» **WHAT IS ASKED**:
All of the data needs to be repeated exactly.

** START OF GIVEN ENTRIES **

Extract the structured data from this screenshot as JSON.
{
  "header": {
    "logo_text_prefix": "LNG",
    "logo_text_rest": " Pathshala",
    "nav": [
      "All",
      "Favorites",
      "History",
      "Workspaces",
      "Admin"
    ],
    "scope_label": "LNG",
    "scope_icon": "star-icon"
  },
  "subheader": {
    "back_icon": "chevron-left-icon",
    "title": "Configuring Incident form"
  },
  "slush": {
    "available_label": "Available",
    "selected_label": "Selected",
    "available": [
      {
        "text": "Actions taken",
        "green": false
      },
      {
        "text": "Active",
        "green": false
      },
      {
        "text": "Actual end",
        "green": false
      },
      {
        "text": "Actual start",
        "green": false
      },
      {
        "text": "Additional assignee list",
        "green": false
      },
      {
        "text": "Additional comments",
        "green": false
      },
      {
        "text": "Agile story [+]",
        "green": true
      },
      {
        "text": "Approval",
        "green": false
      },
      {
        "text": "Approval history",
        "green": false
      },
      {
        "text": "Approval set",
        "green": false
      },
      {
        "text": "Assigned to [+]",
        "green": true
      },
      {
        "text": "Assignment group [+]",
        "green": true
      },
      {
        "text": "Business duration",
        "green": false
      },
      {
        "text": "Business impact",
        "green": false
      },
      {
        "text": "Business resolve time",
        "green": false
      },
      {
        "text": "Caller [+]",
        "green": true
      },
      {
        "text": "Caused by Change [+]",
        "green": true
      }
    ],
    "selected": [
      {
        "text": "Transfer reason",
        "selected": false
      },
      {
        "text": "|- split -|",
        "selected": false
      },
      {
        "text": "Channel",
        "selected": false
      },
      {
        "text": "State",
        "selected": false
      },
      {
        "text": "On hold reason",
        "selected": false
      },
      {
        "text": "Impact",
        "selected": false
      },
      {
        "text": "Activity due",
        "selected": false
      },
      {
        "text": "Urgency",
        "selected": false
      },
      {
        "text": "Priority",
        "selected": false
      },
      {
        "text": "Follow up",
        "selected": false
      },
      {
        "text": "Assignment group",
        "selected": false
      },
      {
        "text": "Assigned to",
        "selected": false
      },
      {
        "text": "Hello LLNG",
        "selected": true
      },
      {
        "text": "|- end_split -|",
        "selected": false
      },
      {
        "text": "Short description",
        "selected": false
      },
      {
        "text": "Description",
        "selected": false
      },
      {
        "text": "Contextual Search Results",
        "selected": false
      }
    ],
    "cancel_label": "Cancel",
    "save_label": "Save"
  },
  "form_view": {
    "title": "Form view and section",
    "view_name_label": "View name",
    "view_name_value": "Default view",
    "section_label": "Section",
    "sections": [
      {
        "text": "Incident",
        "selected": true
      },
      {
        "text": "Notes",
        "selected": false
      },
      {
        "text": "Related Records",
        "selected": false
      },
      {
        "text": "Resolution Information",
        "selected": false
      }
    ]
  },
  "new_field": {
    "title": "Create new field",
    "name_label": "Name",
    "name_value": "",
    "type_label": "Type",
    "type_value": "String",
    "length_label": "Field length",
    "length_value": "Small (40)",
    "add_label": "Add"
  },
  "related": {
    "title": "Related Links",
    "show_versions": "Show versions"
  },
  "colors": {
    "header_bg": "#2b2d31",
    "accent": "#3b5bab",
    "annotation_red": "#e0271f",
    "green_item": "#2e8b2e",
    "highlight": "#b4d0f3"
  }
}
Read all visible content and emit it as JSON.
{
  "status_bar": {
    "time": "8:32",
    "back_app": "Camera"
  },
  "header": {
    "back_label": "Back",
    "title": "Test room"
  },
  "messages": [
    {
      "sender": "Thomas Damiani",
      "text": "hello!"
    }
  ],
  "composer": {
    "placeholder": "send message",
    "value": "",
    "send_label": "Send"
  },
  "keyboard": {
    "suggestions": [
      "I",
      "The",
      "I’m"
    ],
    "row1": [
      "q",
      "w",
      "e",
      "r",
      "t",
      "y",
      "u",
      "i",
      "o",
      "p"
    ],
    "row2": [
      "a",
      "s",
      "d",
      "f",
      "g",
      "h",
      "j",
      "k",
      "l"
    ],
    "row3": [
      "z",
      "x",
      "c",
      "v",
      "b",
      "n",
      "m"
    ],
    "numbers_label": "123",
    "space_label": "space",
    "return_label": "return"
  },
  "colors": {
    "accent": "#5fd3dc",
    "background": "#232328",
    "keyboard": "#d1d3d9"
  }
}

** END OF GIVEN ENTRIES **

» **IN RESPONSE**:
Extract the structured data from this screenshot as JSON.
{
  "header": {
    "logo_text_prefix": "LNG",
    "logo_text_rest": " Pathshala",
    "nav": [
      "All",
      "Favorites",
      "History",
      "Workspaces",
      "Admin"
    ],
    "scope_label": "LNG",
    "scope_icon": "star-icon"
  },
  "subheader": {
    "back_icon": "chevron-left-icon",
    "title": "Configuring Incident form"
  },
  "slush": {
    "available_label": "Available",
    "selected_label": "Selected",
    "available": [
      {
        "text": "Actions taken",
        "green": false
      },
      {
        "text": "Active",
        "green": false
      },
      {
        "text": "Actual end",
        "green": false
      },
      {
        "text": "Actual start",
        "green": false
      },
      {
        "text": "Additional assignee list",
        "green": false
      },
      {
        "text": "Additional comments",
        "green": false
      },
      {
        "text": "Agile story [+]",
        "green": true
      },
      {
        "text": "Approval",
        "green": false
      },
      {
        "text": "Approval history",
        "green": false
      },
      {
        "text": "Approval set",
        "green": false
      },
      {
        "text": "Assigned to [+]",
        "green": true
      },
      {
        "text": "Assignment group [+]",
        "green": true
      },
      {
        "text": "Business duration",
        "green": false
      },
      {
        "text": "Business impact",
        "green": false
      },
      {
        "text": "Business resolve time",
        "green": false
      },
      {
        "text": "Caller [+]",
        "green": true
      },
      {
        "text": "Caused by Change [+]",
        "green": true
      }
    ],
    "selected": [
      {
        "text": "Transfer reason",
        "selected": false
      },
      {
        "text": "|- split -|",
        "selected": false
      },
      {
        "text": "Channel",
        "selected": false
      },
      {
        "text": "State",
        "selected": false
      },
      {
        "text": "On hold reason",
        "selected": false
      },
      {
        "text": "Impact",
        "selected": false
      },
      {
        "text": "Activity due",
        "selected": false
      },
      {
        "text": "Urgency",
        "selected": false
      },
      {
        "text": "Priority",
        "selected": false
      },
      {
        "text": "Follow up",
        "selected": false
      },
      {
        "text": "Assignment group",
        "selected": false
      },
      {
        "text": "Assigned to",
        "selected": false
      },
      {
        "text": "Hello LLNG",
        "selected": true
      },
      {
        "text": "|- end_split -|",
        "selected": false
      },
      {
        "text": "Short description",
        "selected": false
      },
      {
        "text": "Description",
        "selected": false
      },
      {
        "text": "Contextual Search Results",
        "selected": false
      }
    ],
    "cancel_label": "Cancel",
    "save_label": "Save"
  },
  "form_view": {
    "title": "Form view and section",
    "view_name_label": "View name",
    "view_name_value": "Default view",
    "section_label": "Section",
    "sections": [
      {
        "text": "Incident",
        "selected": true
      },
      {
        "text": "Notes",
        "selected": false
      },
      {
        "text": "Related Records",
        "selected": false
      },
      {
        "text": "Resolution Information",
        "selected": false
      }
    ]
  },
  "new_field": {
    "title": "Create new field",
    "name_label": "Name",
    "name_value": "",
    "type_label": "Type",
    "type_value": "String",
    "length_label": "Field length",
    "length_value": "Small (40)",
    "add_label": "Add"
  },
  "related": {
    "title": "Related Links",
    "show_versions": "Show versions"
  },
  "colors": {
    "header_bg": "#2b2d31",
    "accent": "#3b5bab",
    "annotation_red": "#e0271f",
    "green_item": "#2e8b2e",
    "highlight": "#b4d0f3"
  }
}
Read all visible content and emit it as JSON.
{
  "status_bar": {
    "time": "8:32",
    "back_app": "Camera"
  },
  "header": {
    "back_label": "Back",
    "title": "Test room"
  },
  "messages": [
    {
      "sender": "Thomas Damiani",
      "text": "hello!"
    }
  ],
  "composer": {
    "placeholder": "send message",
    "value": "",
    "send_label": "Send"
  },
  "keyboard": {
    "suggestions": [
      "I",
      "The",
      "I’m"
    ],
    "row1": [
      "q",
      "w",
      "e",
      "r",
      "t",
      "y",
      "u",
      "i",
      "o",
      "p"
    ],
    "row2": [
      "a",
      "s",
      "d",
      "f",
      "g",
      "h",
      "j",
      "k",
      "l"
    ],
    "row3": [
      "z",
      "x",
      "c",
      "v",
      "b",
      "n",
      "m"
    ],
    "numbers_label": "123",
    "space_label": "space",
    "return_label": "return"
  },
  "colors": {
    "accent": "#5fd3dc",
    "background": "#232328",
    "keyboard": "#d1d3d9"
  }
}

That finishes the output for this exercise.